_What you are asked to do_
Reading the listing below, count the lines that contain the word "text" and give that count alone.

________________________

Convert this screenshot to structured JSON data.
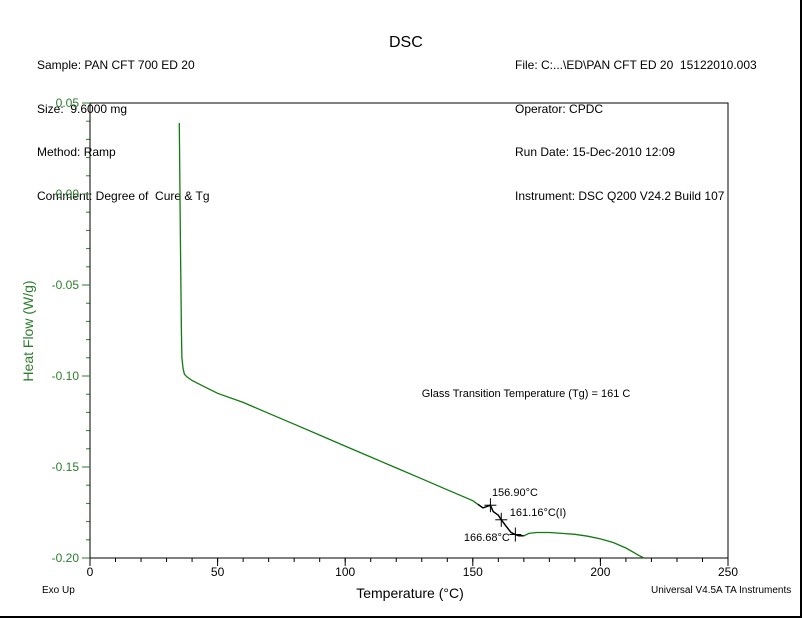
{
  "header": {
    "left": [
      "Sample: PAN CFT 700 ED 20",
      "Size:  9.6000 mg",
      "Method: Ramp",
      "Comment: Degree of  Cure & Tg"
    ],
    "right": [
      "File: C:...\\ED\\PAN CFT ED 20  15122010.003",
      "Operator: CPDC",
      "Run Date: 15-Dec-2010 12:09",
      "Instrument: DSC Q200 V24.2 Build 107"
    ]
  },
  "footer": {
    "left": "Exo Up",
    "right": "Universal V4.5A TA Instruments"
  },
  "colors": {
    "curve": "#117a11",
    "yaxis": "#2e7d2e"
  },
  "chart_data": {
    "type": "line",
    "title": "DSC",
    "xlabel": "Temperature (°C)",
    "ylabel": "Heat Flow (W/g)",
    "xlim": [
      0,
      250
    ],
    "ylim": [
      -0.2,
      0.05
    ],
    "xticks": [
      0,
      50,
      100,
      150,
      200,
      250
    ],
    "yticks": [
      0.05,
      0.0,
      -0.05,
      -0.1,
      -0.15,
      -0.2
    ],
    "grid": "minor ticks only",
    "series": [
      {
        "x": [
          35.0,
          35.2,
          35.4,
          35.6,
          35.8,
          36.0,
          36.5,
          37.0,
          38.0,
          40.0,
          45.0,
          50.0,
          60.0,
          70.0,
          80.0,
          90.0,
          100.0,
          110.0,
          120.0,
          130.0,
          140.0,
          150.0,
          152.0,
          154.0,
          156.9,
          158.0,
          160.0,
          161.16,
          163.0,
          165.0,
          166.68,
          168.0,
          170.0,
          172.0,
          175.0,
          180.0,
          185.0,
          190.0,
          195.0,
          200.0,
          205.0,
          210.0,
          215.0,
          217.0
        ],
        "y": [
          0.039,
          0.01,
          -0.02,
          -0.05,
          -0.075,
          -0.09,
          -0.096,
          -0.099,
          -0.1005,
          -0.1025,
          -0.106,
          -0.1095,
          -0.1145,
          -0.1205,
          -0.1265,
          -0.1325,
          -0.1385,
          -0.1445,
          -0.1505,
          -0.1565,
          -0.1625,
          -0.1685,
          -0.1705,
          -0.1725,
          -0.171,
          -0.1745,
          -0.1765,
          -0.179,
          -0.1825,
          -0.186,
          -0.1871,
          -0.1878,
          -0.1878,
          -0.1865,
          -0.186,
          -0.186,
          -0.1865,
          -0.187,
          -0.188,
          -0.1895,
          -0.1915,
          -0.1945,
          -0.1985,
          -0.2
        ]
      }
    ],
    "annotations": [
      {
        "text": "Glass Transition Temperature  (Tg) = 161 C",
        "x": 130,
        "y": -0.1115
      },
      {
        "text": "156.90°C",
        "x": 156.9,
        "y": -0.171,
        "label_x": 157.5,
        "label_y": -0.1658
      },
      {
        "text": "161.16°C(I)",
        "x": 161.16,
        "y": -0.179,
        "label_x": 164.5,
        "label_y": -0.1768
      },
      {
        "text": "166.68°C",
        "x": 166.68,
        "y": -0.1871,
        "label_x": 146.5,
        "label_y": -0.1906
      }
    ]
  }
}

________________________

_Task solution_
4